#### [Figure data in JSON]
^^^^^^^^

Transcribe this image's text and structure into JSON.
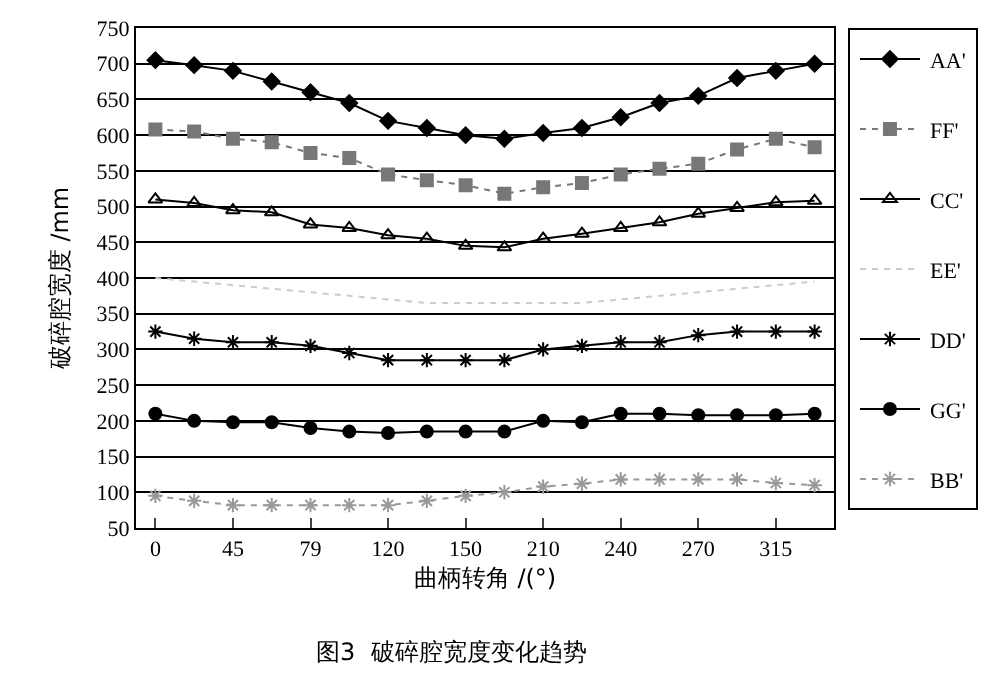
{
  "chart_data": {
    "type": "line",
    "xlabel": "曲柄转角 /(°)",
    "ylabel": "破碎腔宽度 /mm",
    "annotations": [
      "图3  破碎腔宽度变化趋势"
    ],
    "categories": [
      "0",
      null,
      "45",
      null,
      "79",
      null,
      "120",
      null,
      "150",
      null,
      "210",
      null,
      "240",
      null,
      "270",
      null,
      "315",
      null
    ],
    "ylim": [
      50,
      750
    ],
    "yticks": [
      50,
      100,
      150,
      200,
      250,
      300,
      350,
      400,
      450,
      500,
      550,
      600,
      650,
      700,
      750
    ],
    "grid": "y",
    "legend": "right",
    "series": [
      {
        "name": "AA'",
        "color": "#000000",
        "marker": "diamond",
        "line_style": "solid",
        "values": [
          705,
          698,
          690,
          675,
          660,
          645,
          620,
          610,
          600,
          595,
          603,
          610,
          625,
          645,
          655,
          680,
          690,
          700
        ]
      },
      {
        "name": "FF'",
        "color": "#777777",
        "marker": "square",
        "line_style": "dotted",
        "values": [
          608,
          605,
          595,
          590,
          575,
          568,
          545,
          537,
          530,
          518,
          527,
          533,
          545,
          553,
          560,
          580,
          595,
          583
        ]
      },
      {
        "name": "CC'",
        "color": "#000000",
        "marker": "triangle",
        "line_style": "solid",
        "values": [
          510,
          505,
          495,
          492,
          475,
          470,
          460,
          455,
          445,
          443,
          455,
          462,
          470,
          478,
          490,
          498,
          506,
          508
        ]
      },
      {
        "name": "EE'",
        "color": "#cccccc",
        "marker": "none",
        "line_style": "dotted",
        "values": [
          400,
          395,
          390,
          385,
          380,
          375,
          370,
          365,
          365,
          365,
          365,
          365,
          370,
          375,
          380,
          385,
          390,
          395
        ]
      },
      {
        "name": "DD'",
        "color": "#000000",
        "marker": "cross",
        "line_style": "solid",
        "values": [
          325,
          315,
          310,
          310,
          305,
          295,
          285,
          285,
          285,
          285,
          300,
          305,
          310,
          310,
          320,
          325,
          325,
          325
        ]
      },
      {
        "name": "GG'",
        "color": "#000000",
        "marker": "circle",
        "line_style": "solid",
        "values": [
          210,
          200,
          198,
          198,
          190,
          185,
          183,
          185,
          185,
          185,
          200,
          198,
          210,
          210,
          208,
          208,
          208,
          210
        ]
      },
      {
        "name": "BB'",
        "color": "#999999",
        "marker": "cross",
        "line_style": "dotted",
        "values": [
          95,
          88,
          82,
          82,
          82,
          82,
          82,
          88,
          95,
          100,
          108,
          112,
          118,
          118,
          118,
          118,
          113,
          110
        ]
      }
    ]
  }
}
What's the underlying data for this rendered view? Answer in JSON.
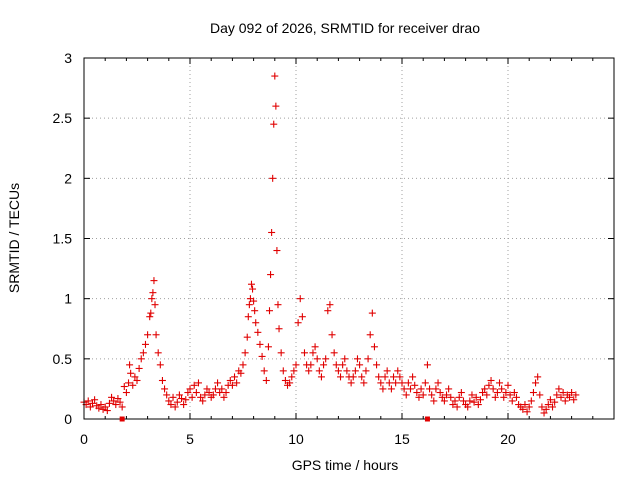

^^^^^^^^

#### [THE TASK]
All of the material above is to be copied exactly, except for its images.

#### [TASK ANSWER]
Transcribe this image's text and structure into JSON.
{
  "chart_data": {
    "type": "line",
    "xlabel": "曲柄转角 /(°)",
    "ylabel": "破碎腔宽度 /mm",
    "annotations": [
      "图3  破碎腔宽度变化趋势"
    ],
    "categories": [
      "0",
      null,
      "45",
      null,
      "79",
      null,
      "120",
      null,
      "150",
      null,
      "210",
      null,
      "240",
      null,
      "270",
      null,
      "315",
      null
    ],
    "ylim": [
      50,
      750
    ],
    "yticks": [
      50,
      100,
      150,
      200,
      250,
      300,
      350,
      400,
      450,
      500,
      550,
      600,
      650,
      700,
      750
    ],
    "grid": "y",
    "legend": "right",
    "series": [
      {
        "name": "AA'",
        "color": "#000000",
        "marker": "diamond",
        "line_style": "solid",
        "values": [
          705,
          698,
          690,
          675,
          660,
          645,
          620,
          610,
          600,
          595,
          603,
          610,
          625,
          645,
          655,
          680,
          690,
          700
        ]
      },
      {
        "name": "FF'",
        "color": "#777777",
        "marker": "square",
        "line_style": "dotted",
        "values": [
          608,
          605,
          595,
          590,
          575,
          568,
          545,
          537,
          530,
          518,
          527,
          533,
          545,
          553,
          560,
          580,
          595,
          583
        ]
      },
      {
        "name": "CC'",
        "color": "#000000",
        "marker": "triangle",
        "line_style": "solid",
        "values": [
          510,
          505,
          495,
          492,
          475,
          470,
          460,
          455,
          445,
          443,
          455,
          462,
          470,
          478,
          490,
          498,
          506,
          508
        ]
      },
      {
        "name": "EE'",
        "color": "#cccccc",
        "marker": "none",
        "line_style": "dotted",
        "values": [
          400,
          395,
          390,
          385,
          380,
          375,
          370,
          365,
          365,
          365,
          365,
          365,
          370,
          375,
          380,
          385,
          390,
          395
        ]
      },
      {
        "name": "DD'",
        "color": "#000000",
        "marker": "cross",
        "line_style": "solid",
        "values": [
          325,
          315,
          310,
          310,
          305,
          295,
          285,
          285,
          285,
          285,
          300,
          305,
          310,
          310,
          320,
          325,
          325,
          325
        ]
      },
      {
        "name": "GG'",
        "color": "#000000",
        "marker": "circle",
        "line_style": "solid",
        "values": [
          210,
          200,
          198,
          198,
          190,
          185,
          183,
          185,
          185,
          185,
          200,
          198,
          210,
          210,
          208,
          208,
          208,
          210
        ]
      },
      {
        "name": "BB'",
        "color": "#999999",
        "marker": "cross",
        "line_style": "dotted",
        "values": [
          95,
          88,
          82,
          82,
          82,
          82,
          82,
          88,
          95,
          100,
          108,
          112,
          118,
          118,
          118,
          118,
          113,
          110
        ]
      }
    ]
  }
}
What's the underlying data for this rendered view? Answer in JSON.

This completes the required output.